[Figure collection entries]

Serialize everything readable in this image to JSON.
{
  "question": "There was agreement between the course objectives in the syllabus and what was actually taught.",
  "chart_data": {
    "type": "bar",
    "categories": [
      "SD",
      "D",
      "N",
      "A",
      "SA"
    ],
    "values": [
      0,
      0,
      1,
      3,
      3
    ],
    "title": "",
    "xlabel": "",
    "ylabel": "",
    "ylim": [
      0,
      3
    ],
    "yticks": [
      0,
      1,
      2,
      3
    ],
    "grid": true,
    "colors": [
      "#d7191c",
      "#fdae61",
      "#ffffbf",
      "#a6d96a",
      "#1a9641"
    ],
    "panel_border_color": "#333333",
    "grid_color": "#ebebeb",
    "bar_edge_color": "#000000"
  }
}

* * *

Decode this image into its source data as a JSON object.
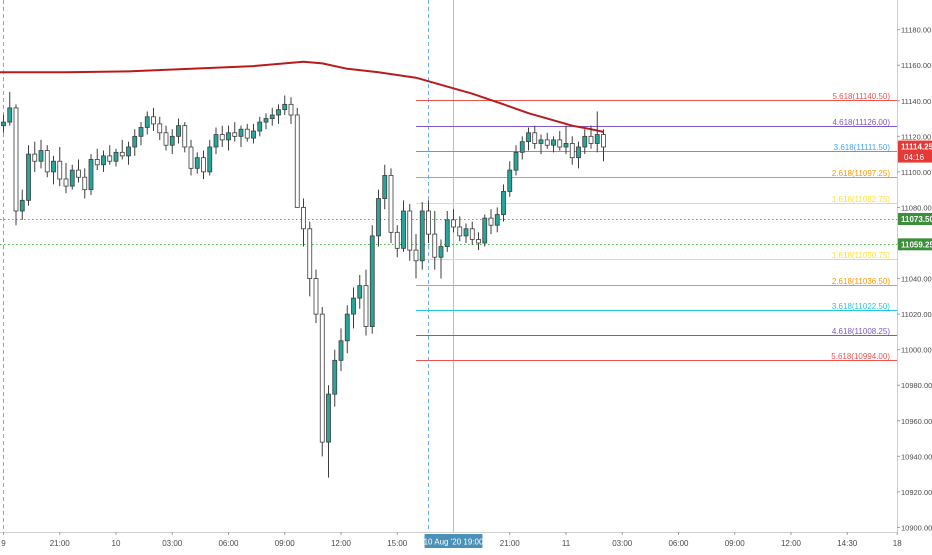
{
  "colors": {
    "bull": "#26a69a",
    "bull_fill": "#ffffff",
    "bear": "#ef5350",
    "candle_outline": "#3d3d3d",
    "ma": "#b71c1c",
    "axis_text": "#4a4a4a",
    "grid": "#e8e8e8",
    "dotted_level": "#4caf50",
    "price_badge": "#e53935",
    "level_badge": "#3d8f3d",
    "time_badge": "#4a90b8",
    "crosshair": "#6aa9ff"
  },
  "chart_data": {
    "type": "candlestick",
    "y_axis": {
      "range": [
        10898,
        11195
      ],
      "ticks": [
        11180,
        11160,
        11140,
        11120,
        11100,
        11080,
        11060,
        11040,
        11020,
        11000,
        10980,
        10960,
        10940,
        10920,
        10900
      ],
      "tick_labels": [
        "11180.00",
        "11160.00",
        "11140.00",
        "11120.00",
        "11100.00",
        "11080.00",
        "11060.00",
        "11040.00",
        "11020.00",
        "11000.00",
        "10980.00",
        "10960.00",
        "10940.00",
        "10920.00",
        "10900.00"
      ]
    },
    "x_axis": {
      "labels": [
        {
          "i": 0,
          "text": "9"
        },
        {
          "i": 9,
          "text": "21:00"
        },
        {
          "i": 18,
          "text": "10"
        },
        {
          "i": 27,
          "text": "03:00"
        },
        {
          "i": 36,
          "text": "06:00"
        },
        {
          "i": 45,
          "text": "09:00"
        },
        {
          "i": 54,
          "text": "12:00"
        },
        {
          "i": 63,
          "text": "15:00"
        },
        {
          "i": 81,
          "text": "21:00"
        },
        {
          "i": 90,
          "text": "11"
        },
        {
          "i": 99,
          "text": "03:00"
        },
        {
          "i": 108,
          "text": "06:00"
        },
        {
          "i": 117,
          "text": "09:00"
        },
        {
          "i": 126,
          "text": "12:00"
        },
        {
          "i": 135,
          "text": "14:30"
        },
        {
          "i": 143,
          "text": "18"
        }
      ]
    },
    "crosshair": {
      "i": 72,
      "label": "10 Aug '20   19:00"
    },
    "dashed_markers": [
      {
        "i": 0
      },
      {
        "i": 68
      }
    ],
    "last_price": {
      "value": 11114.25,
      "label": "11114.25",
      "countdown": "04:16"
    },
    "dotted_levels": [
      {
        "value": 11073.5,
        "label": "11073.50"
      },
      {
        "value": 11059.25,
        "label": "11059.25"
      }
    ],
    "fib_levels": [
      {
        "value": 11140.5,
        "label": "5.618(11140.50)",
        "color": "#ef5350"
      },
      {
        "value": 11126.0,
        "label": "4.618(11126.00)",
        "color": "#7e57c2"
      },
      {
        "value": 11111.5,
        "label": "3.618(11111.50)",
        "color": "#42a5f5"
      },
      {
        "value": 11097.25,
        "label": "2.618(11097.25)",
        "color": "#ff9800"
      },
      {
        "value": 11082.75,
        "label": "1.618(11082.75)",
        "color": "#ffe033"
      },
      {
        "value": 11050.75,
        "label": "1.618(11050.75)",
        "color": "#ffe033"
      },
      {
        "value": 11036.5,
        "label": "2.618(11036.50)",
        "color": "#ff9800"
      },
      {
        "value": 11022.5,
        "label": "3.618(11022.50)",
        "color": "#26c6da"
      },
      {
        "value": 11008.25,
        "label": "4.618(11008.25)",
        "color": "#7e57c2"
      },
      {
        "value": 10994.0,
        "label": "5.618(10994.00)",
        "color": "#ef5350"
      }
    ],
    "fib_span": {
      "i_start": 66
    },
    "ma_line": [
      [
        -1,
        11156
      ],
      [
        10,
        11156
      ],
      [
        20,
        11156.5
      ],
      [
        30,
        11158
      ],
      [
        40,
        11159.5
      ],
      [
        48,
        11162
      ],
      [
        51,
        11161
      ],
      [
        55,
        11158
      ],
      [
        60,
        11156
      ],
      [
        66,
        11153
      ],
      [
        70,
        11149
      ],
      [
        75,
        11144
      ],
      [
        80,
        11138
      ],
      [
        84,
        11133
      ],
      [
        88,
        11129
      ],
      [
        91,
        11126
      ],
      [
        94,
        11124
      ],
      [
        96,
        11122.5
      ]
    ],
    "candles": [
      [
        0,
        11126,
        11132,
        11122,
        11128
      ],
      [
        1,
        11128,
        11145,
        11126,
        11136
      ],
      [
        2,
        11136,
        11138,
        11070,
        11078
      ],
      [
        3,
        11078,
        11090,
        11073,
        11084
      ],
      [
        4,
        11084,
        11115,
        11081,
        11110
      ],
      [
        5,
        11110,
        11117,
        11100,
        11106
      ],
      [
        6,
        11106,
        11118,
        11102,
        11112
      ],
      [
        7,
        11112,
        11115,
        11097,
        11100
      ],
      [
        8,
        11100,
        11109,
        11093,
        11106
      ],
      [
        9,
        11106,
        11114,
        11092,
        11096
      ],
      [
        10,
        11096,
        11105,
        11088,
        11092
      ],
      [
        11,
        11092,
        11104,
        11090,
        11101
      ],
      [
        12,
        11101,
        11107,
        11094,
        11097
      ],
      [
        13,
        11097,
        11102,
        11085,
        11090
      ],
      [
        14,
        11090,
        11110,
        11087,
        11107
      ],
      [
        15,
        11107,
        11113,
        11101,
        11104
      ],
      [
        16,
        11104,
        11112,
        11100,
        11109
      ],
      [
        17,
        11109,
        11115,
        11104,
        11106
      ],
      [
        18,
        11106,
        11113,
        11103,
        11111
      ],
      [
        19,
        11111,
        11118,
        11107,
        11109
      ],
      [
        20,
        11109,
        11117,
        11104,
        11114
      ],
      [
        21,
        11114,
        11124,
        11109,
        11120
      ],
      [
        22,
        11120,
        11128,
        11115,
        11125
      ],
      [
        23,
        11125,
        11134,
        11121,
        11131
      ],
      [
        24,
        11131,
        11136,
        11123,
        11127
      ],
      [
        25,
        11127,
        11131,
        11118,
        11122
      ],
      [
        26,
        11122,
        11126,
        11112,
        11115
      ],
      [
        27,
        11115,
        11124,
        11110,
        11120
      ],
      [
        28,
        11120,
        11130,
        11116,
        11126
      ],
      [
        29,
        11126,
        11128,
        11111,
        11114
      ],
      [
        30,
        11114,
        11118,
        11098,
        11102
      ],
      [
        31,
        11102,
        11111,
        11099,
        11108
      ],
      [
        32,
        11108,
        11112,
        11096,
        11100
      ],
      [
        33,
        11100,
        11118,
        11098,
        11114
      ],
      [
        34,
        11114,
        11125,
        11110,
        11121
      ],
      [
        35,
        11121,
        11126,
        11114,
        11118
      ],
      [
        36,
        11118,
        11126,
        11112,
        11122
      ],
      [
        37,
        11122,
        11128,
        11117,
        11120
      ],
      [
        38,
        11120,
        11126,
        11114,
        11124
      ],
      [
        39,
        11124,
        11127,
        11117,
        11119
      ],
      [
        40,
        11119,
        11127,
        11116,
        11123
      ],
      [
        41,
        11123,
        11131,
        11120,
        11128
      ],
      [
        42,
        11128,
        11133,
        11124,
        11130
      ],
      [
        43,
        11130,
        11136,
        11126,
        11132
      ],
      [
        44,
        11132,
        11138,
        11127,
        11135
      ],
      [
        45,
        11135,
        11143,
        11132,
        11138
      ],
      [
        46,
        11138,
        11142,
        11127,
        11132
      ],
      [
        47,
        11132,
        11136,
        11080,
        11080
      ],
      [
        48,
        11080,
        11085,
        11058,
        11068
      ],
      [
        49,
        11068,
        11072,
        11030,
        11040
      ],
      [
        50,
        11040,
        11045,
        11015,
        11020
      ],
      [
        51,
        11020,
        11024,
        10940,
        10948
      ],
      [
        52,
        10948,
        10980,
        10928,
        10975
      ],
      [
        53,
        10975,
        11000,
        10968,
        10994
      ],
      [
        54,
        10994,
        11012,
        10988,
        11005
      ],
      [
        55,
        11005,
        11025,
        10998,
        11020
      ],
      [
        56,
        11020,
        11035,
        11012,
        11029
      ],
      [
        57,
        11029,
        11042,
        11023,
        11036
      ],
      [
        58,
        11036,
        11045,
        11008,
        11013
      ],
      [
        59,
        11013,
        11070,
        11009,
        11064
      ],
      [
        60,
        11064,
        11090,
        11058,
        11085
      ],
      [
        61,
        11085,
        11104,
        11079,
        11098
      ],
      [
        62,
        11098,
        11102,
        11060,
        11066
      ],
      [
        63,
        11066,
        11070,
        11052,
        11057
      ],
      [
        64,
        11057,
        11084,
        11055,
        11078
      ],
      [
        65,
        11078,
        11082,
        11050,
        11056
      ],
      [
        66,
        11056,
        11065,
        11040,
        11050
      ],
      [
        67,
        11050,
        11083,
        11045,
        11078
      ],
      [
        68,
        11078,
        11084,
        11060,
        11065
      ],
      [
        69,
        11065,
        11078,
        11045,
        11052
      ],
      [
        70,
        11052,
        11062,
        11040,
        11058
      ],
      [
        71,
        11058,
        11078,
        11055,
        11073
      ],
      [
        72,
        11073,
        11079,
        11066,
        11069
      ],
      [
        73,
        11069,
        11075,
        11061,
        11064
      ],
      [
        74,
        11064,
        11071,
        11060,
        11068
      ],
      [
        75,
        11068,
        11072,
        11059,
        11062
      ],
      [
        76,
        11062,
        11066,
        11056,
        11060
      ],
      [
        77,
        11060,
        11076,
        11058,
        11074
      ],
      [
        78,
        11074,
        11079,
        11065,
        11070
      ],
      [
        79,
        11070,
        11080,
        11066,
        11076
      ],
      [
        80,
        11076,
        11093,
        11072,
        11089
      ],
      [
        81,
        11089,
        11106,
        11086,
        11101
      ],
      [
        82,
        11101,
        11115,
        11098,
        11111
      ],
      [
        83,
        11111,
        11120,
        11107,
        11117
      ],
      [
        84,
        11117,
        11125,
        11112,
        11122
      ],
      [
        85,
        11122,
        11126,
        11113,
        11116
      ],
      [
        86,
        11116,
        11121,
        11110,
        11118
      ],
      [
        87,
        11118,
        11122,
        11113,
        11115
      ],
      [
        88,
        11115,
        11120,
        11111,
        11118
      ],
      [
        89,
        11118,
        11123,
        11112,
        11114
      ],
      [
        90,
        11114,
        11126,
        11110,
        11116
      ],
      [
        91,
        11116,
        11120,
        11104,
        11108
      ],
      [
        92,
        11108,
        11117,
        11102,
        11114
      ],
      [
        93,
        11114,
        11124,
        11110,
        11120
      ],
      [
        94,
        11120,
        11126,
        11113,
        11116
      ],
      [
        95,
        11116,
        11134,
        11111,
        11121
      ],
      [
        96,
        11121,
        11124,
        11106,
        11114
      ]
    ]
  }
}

...

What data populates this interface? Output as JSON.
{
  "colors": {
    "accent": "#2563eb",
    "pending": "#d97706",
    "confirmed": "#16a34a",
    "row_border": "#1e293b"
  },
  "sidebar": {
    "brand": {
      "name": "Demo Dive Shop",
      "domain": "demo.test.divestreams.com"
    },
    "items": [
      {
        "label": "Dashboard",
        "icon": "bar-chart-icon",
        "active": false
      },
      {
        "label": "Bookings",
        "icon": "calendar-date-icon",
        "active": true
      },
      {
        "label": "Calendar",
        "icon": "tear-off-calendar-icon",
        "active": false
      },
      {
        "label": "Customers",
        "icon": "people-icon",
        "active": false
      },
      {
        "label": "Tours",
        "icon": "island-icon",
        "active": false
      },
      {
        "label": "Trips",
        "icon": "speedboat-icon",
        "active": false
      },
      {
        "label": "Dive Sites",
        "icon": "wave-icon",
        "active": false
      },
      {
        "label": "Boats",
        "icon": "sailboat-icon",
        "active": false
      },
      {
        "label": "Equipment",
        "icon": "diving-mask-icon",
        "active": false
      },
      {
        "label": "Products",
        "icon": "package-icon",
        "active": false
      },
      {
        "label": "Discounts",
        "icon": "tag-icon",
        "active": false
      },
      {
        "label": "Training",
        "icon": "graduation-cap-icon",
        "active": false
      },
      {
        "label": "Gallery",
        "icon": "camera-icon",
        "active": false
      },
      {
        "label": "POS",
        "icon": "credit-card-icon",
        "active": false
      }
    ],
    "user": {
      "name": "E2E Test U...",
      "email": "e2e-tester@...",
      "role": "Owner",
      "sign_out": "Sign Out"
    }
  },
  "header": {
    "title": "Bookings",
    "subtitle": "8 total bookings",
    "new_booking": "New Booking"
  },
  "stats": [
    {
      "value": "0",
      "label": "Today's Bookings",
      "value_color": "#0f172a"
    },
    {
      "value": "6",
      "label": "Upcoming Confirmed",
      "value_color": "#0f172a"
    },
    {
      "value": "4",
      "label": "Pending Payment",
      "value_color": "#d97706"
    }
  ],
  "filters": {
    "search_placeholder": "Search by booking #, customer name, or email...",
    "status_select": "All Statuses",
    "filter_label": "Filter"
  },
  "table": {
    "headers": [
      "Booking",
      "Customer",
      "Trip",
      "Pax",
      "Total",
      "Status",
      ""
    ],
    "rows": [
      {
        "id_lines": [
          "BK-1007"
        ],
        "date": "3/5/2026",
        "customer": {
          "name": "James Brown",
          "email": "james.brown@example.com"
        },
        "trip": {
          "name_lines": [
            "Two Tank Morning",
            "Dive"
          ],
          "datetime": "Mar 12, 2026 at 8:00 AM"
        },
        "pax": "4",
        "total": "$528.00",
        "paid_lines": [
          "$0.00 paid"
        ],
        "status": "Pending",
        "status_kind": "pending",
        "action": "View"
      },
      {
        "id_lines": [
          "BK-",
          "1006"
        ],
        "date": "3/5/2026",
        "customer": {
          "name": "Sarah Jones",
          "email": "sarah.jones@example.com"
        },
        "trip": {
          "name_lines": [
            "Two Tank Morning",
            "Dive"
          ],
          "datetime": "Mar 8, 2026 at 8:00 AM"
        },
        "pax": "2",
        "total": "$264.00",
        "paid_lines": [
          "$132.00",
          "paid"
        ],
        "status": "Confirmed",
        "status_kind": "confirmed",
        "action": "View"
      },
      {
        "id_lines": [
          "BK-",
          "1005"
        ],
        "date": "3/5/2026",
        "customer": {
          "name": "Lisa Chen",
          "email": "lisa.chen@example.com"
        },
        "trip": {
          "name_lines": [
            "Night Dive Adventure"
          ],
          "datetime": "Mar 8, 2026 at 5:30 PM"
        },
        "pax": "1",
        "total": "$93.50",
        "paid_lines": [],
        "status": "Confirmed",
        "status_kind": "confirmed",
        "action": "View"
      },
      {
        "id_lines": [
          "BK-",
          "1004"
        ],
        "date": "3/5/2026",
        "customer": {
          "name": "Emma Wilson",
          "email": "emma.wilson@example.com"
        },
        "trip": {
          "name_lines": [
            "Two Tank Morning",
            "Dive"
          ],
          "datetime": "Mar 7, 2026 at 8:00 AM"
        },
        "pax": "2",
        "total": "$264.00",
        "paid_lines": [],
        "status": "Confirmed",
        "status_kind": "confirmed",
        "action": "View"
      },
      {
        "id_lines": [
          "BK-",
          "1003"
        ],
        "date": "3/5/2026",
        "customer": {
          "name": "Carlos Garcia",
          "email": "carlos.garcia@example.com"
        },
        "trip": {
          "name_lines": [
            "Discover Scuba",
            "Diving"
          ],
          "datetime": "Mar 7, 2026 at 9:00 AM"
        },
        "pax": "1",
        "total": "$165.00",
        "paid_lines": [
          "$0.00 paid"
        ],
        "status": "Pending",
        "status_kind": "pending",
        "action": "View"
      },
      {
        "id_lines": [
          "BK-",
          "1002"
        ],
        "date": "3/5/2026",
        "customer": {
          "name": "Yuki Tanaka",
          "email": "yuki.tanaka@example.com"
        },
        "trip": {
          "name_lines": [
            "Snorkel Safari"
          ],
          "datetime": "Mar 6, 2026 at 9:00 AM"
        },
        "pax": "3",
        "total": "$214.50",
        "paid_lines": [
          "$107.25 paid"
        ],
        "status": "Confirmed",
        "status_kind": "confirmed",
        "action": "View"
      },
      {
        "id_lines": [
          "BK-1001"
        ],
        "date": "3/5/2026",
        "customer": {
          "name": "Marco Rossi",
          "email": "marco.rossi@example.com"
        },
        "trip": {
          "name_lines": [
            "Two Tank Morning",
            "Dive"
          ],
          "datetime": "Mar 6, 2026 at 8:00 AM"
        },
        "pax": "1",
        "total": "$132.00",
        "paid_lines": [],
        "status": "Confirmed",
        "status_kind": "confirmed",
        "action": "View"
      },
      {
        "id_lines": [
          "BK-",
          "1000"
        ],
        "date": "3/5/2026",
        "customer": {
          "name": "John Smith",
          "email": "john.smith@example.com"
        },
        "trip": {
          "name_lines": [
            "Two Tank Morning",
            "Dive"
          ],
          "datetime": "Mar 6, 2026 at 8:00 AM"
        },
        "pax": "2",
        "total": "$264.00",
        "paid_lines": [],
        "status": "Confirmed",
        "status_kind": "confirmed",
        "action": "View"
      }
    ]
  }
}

#### STATED EXERCISE:
The word "image" may appear on some lines of these records; state how many such lines there are, and nothing else.

#### THE SOLUTION:
2